把下面数据中从包含“list every element”的那一行开始、到包含“chart-legend: RX on”的那一行结束的各行一字不改地返回，首尾两行都要包括。

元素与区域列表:
-- -- --

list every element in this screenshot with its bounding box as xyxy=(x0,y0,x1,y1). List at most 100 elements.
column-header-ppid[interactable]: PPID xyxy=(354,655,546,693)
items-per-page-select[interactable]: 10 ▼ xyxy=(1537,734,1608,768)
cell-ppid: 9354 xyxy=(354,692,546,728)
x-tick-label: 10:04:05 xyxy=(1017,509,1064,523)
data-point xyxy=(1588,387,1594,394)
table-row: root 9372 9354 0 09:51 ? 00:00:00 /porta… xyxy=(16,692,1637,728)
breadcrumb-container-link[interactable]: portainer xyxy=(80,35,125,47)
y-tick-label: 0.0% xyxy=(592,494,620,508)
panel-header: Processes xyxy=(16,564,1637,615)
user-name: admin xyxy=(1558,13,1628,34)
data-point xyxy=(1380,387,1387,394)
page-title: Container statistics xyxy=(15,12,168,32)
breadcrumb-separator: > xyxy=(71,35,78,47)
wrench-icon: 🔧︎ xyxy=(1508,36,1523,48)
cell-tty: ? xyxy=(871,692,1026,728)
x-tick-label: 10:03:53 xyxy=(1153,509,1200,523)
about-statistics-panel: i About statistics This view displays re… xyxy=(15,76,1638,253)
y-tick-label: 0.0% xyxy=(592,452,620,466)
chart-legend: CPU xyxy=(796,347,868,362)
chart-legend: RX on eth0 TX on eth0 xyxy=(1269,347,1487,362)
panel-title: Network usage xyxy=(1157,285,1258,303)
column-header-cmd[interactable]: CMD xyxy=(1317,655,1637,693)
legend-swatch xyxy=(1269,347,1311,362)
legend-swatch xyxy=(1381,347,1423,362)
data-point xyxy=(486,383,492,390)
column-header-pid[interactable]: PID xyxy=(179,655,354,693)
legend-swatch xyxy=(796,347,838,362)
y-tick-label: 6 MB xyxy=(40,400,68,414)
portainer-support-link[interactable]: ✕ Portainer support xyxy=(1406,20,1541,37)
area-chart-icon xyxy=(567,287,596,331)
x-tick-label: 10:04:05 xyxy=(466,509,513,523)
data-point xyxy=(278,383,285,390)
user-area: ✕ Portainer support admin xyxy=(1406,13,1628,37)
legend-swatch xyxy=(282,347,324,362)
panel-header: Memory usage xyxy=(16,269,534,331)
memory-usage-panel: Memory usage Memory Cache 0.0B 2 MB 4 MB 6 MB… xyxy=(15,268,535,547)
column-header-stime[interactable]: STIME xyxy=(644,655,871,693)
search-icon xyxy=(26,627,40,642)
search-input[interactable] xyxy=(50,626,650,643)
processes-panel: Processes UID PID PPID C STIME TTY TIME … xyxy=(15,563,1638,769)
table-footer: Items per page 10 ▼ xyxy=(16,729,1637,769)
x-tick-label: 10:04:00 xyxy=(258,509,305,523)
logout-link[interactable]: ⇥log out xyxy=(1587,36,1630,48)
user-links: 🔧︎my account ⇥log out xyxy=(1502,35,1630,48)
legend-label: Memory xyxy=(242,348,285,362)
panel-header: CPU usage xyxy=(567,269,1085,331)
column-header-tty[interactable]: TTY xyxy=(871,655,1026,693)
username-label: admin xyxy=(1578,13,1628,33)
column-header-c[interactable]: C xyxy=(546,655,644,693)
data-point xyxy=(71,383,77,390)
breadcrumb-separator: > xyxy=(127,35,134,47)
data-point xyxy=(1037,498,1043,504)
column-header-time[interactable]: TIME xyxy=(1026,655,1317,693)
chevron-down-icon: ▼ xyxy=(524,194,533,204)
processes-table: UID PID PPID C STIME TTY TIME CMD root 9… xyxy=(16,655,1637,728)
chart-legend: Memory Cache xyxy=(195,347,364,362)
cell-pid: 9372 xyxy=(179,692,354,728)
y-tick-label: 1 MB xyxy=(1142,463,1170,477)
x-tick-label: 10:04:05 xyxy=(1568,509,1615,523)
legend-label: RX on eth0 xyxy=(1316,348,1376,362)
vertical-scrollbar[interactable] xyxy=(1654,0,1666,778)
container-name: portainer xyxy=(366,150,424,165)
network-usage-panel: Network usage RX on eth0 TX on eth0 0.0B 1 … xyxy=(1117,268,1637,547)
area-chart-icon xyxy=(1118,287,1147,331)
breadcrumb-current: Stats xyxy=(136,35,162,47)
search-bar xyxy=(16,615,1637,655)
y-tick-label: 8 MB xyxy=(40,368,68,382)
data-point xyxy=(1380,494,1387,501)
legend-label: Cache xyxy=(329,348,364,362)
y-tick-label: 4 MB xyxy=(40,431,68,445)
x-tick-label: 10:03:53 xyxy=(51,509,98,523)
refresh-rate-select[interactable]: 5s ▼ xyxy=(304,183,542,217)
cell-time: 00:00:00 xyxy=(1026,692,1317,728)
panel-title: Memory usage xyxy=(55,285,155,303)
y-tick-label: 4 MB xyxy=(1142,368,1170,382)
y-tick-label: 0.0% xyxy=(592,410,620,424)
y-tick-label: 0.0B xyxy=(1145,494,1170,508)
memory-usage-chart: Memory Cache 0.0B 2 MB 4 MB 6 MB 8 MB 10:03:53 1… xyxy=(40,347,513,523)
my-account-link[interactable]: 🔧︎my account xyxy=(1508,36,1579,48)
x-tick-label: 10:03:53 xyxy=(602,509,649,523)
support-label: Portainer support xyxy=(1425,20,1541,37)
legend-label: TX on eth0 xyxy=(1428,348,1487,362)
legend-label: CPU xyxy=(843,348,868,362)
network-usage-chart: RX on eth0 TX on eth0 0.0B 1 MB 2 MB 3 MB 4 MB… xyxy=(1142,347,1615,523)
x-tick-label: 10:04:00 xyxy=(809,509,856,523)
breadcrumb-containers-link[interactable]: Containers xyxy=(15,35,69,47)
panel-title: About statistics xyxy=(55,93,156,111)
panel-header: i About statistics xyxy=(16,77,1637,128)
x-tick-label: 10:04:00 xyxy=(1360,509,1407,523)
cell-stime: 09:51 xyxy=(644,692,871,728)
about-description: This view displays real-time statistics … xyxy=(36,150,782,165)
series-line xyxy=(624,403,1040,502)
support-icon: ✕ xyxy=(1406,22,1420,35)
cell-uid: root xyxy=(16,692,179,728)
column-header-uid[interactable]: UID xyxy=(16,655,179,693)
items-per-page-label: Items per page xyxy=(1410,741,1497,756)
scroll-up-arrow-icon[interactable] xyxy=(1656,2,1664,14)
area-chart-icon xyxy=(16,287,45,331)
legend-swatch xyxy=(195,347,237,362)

-- -- --

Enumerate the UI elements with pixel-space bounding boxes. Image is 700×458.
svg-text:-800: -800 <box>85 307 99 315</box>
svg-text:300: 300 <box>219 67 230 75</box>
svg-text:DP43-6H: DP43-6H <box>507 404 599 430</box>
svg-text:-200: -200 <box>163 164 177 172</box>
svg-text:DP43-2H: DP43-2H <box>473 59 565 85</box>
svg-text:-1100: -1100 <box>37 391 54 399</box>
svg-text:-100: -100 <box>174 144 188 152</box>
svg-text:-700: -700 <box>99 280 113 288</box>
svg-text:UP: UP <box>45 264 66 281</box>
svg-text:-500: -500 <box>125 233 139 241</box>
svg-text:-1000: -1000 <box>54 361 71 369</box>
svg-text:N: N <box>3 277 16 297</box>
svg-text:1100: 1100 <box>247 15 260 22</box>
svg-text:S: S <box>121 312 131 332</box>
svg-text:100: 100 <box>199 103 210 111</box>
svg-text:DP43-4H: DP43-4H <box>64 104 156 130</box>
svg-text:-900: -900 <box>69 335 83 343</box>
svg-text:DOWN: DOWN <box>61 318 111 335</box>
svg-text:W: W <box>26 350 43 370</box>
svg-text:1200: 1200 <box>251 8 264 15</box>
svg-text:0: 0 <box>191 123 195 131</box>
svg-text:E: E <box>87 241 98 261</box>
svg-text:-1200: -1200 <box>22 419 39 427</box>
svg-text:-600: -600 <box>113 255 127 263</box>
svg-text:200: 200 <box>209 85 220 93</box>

-- -- --

输出结果:
list every element in this screenshot with its bounding box as xyxy=(x0,y0,x1,y1). List at most 100 elements.
column-header-ppid[interactable]: PPID xyxy=(354,655,546,693)
items-per-page-select[interactable]: 10 ▼ xyxy=(1537,734,1608,768)
cell-ppid: 9354 xyxy=(354,692,546,728)
x-tick-label: 10:04:05 xyxy=(1017,509,1064,523)
data-point xyxy=(1588,387,1594,394)
table-row: root 9372 9354 0 09:51 ? 00:00:00 /porta… xyxy=(16,692,1637,728)
breadcrumb-container-link[interactable]: portainer xyxy=(80,35,125,47)
y-tick-label: 0.0% xyxy=(592,494,620,508)
panel-header: Processes xyxy=(16,564,1637,615)
user-name: admin xyxy=(1558,13,1628,34)
data-point xyxy=(1380,387,1387,394)
page-title: Container statistics xyxy=(15,12,168,32)
breadcrumb-separator: > xyxy=(71,35,78,47)
wrench-icon: 🔧︎ xyxy=(1508,36,1523,48)
cell-tty: ? xyxy=(871,692,1026,728)
x-tick-label: 10:03:53 xyxy=(1153,509,1200,523)
about-statistics-panel: i About statistics This view displays re… xyxy=(15,76,1638,253)
y-tick-label: 0.0% xyxy=(592,452,620,466)
chart-legend: CPU xyxy=(796,347,868,362)
chart-legend: RX on eth0 TX on eth0 xyxy=(1269,347,1487,362)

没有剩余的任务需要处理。